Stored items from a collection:
**********

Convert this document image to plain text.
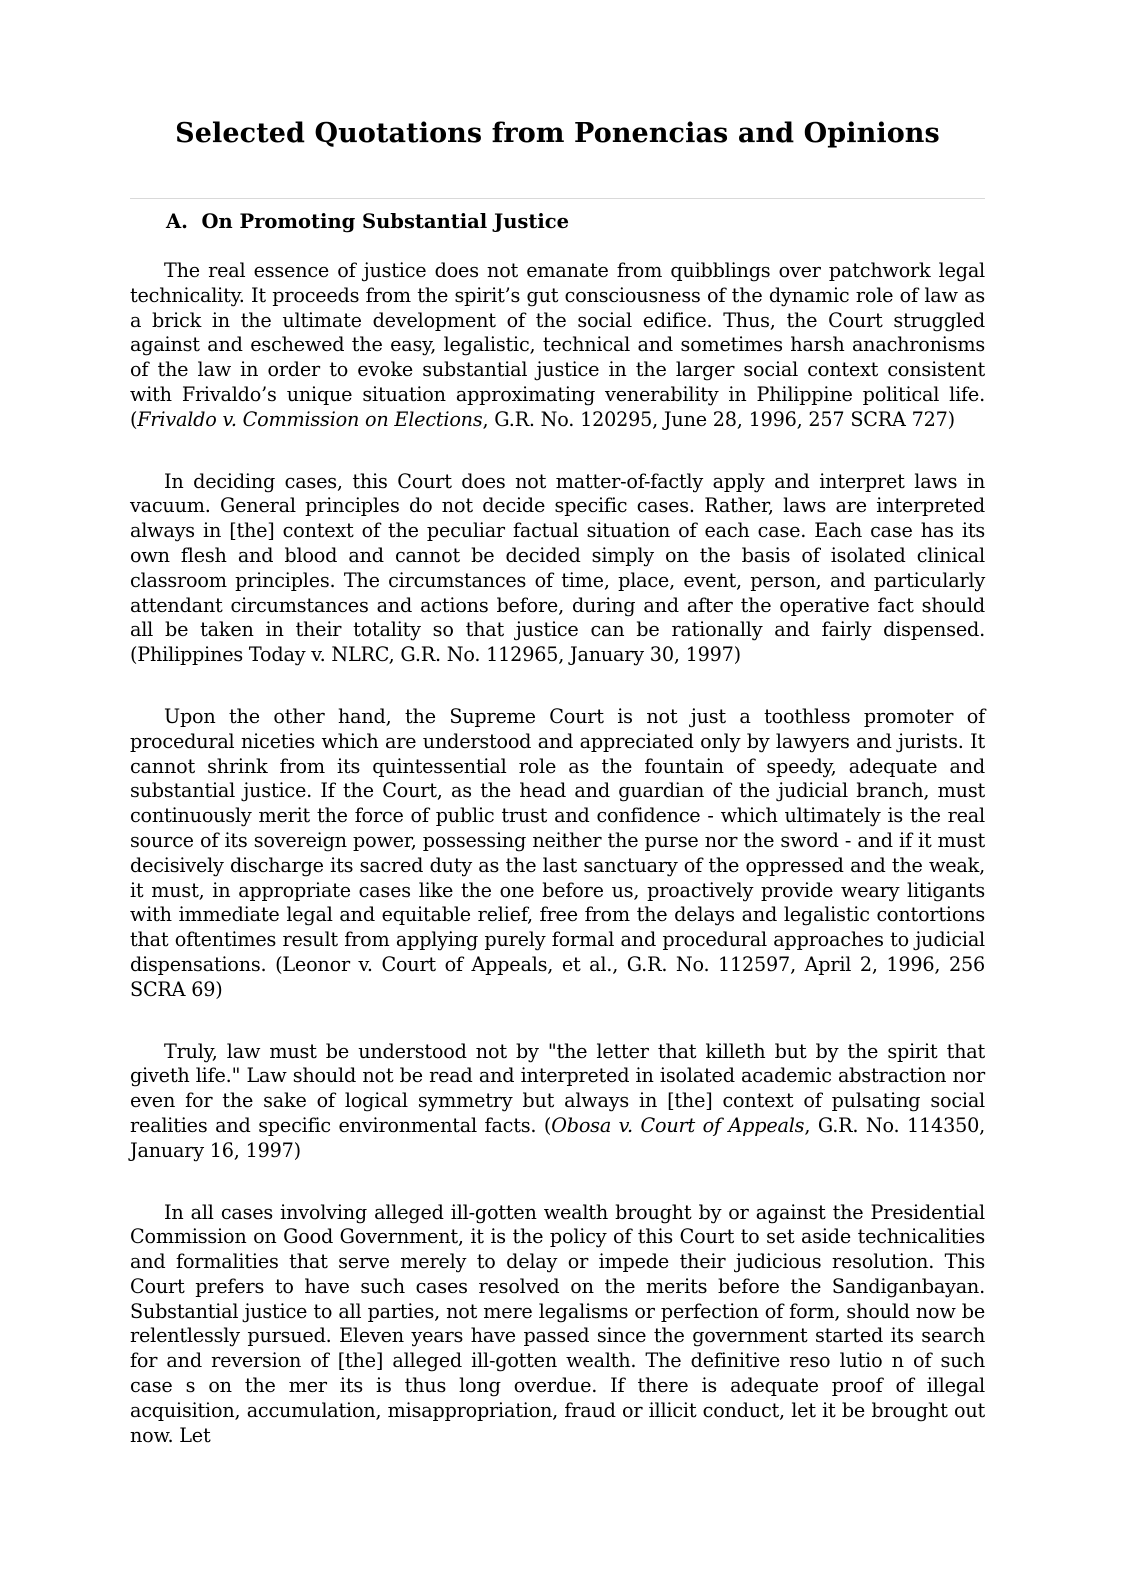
Selected Quotations from Ponencias and Opinions
A. On Promoting Substantial Justice

The real essence of justice does not emanate from quibblings over patchwork legal technicality. It proceeds from the spirit’s gut consciousness of the dynamic role of law as a brick in the ultimate development of the social edifice. Thus, the Court struggled against and eschewed the easy, legalistic, technical and sometimes harsh anachronisms of the law in order to evoke substantial justice in the larger social context consistent with Frivaldo’s unique situation approximating venerability in Philippine political life. (Frivaldo v. Commission on Elections, G.R. No. 120295, June 28, 1996, 257 SCRA 727)

In deciding cases, this Court does not matter-of-factly apply and interpret laws in vacuum. General principles do not decide specific cases. Rather, laws are interpreted always in [the] context of the peculiar factual situation of each case. Each case has its own flesh and blood and cannot be decided simply on the basis of isolated clinical classroom principles. The circumstances of time, place, event, person, and particularly attendant circumstances and actions before, during and after the operative fact should all be taken in their totality so that justice can be rationally and fairly dispensed. (Philippines Today v. NLRC, G.R. No. 112965, January 30, 1997)

Upon the other hand, the Supreme Court is not just a toothless promoter of procedural niceties which are understood and appreciated only by lawyers and jurists. It cannot shrink from its quintessential role as the fountain of speedy, adequate and substantial justice. If the Court, as the head and guardian of the judicial branch, must continuously merit the force of public trust and confidence - which ultimately is the real source of its sovereign power, possessing neither the purse nor the sword - and if it must decisively discharge its sacred duty as the last sanctuary of the oppressed and the weak, it must, in appropriate cases like the one before us, proactively provide weary litigants with immediate legal and equitable relief, free from the delays and legalistic contortions that oftentimes result from applying purely formal and procedural approaches to judicial dispensations. (Leonor v. Court of Appeals, et al., G.R. No. 112597, April 2, 1996, 256 SCRA 69)

Truly, law must be understood not by "the letter that killeth but by the spirit that giveth life." Law should not be read and interpreted in isolated academic abstraction nor even for the sake of logical symmetry but always in [the] context of pulsating social realities and specific environmental facts. (Obosa v. Court of Appeals, G.R. No. 114350, January 16, 1997)

In all cases involving alleged ill-gotten wealth brought by or against the Presidential Commission on Good Government, it is the policy of this Court to set aside technicalities and formalities that serve merely to delay or impede their judicious resolution. This Court prefers to have such cases resolved on the merits before the Sandiganbayan. Substantial justice to all parties, not mere legalisms or perfection of form, should now be relentlessly pursued. Eleven years have passed since the government started its search for and reversion of [the] alleged ill-gotten wealth. The definitive reso lutio n of such case s on the mer its is thus long overdue. If there is adequate proof of illegal acquisition, accumulation, misappropriation, fraud or illicit conduct, let it be brought out now. Let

**********

**Set exercise**
Transcribe the listing in full and omit the pictures.

**Task output**
Convert this document image to plain text.
Selected Quotations from Ponencias and Opinions
A. On Promoting Substantial Justice

The real essence of justice does not emanate from quibblings over patchwork legal technicality. It proceeds from the spirit’s gut consciousness of the dynamic role of law as a brick in the ultimate development of the social edifice. Thus, the Court struggled against and eschewed the easy, legalistic, technical and sometimes harsh anachronisms of the law in order to evoke substantial justice in the larger social context consistent with Frivaldo’s unique situation approximating venerability in Philippine political life. (Frivaldo v. Commission on Elections, G.R. No. 120295, June 28, 1996, 257 SCRA 727)

In deciding cases, this Court does not matter-of-factly apply and interpret laws in vacuum. General principles do not decide specific cases. Rather, laws are interpreted always in [the] context of the peculiar factual situation of each case. Each case has its own flesh and blood and cannot be decided simply on the basis of isolated clinical classroom principles. The circumstances of time, place, event, person, and particularly attendant circumstances and actions before, during and after the operative fact should all be taken in their totality so that justice can be rationally and fairly dispensed. (Philippines Today v. NLRC, G.R. No. 112965, January 30, 1997)

Upon the other hand, the Supreme Court is not just a toothless promoter of procedural niceties which are understood and appreciated only by lawyers and jurists. It cannot shrink from its quintessential role as the fountain of speedy, adequate and substantial justice. If the Court, as the head and guardian of the judicial branch, must continuously merit the force of public trust and confidence - which ultimately is the real source of its sovereign power, possessing neither the purse nor the sword - and if it must decisively discharge its sacred duty as the last sanctuary of the oppressed and the weak, it must, in appropriate cases like the one before us, proactively provide weary litigants with immediate legal and equitable relief, free from the delays and legalistic contortions that oftentimes result from applying purely formal and procedural approaches to judicial dispensations. (Leonor v. Court of Appeals, et al., G.R. No. 112597, April 2, 1996, 256 SCRA 69)

Truly, law must be understood not by "the letter that killeth but by the spirit that giveth life." Law should not be read and interpreted in isolated academic abstraction nor even for the sake of logical symmetry but always in [the] context of pulsating social realities and specific environmental facts. (Obosa v. Court of Appeals, G.R. No. 114350, January 16, 1997)

In all cases involving alleged ill-gotten wealth brought by or against the Presidential Commission on Good Government, it is the policy of this Court to set aside technicalities and formalities that serve merely to delay or impede their judicious resolution. This Court prefers to have such cases resolved on the merits before the Sandiganbayan. Substantial justice to all parties, not mere legalisms or perfection of form, should now be relentlessly pursued. Eleven years have passed since the government started its search for and reversion of [the] alleged ill-gotten wealth. The definitive reso lutio n of such case s on the mer its is thus long overdue. If there is adequate proof of illegal acquisition, accumulation, misappropriation, fraud or illicit conduct, let it be brought out now. Let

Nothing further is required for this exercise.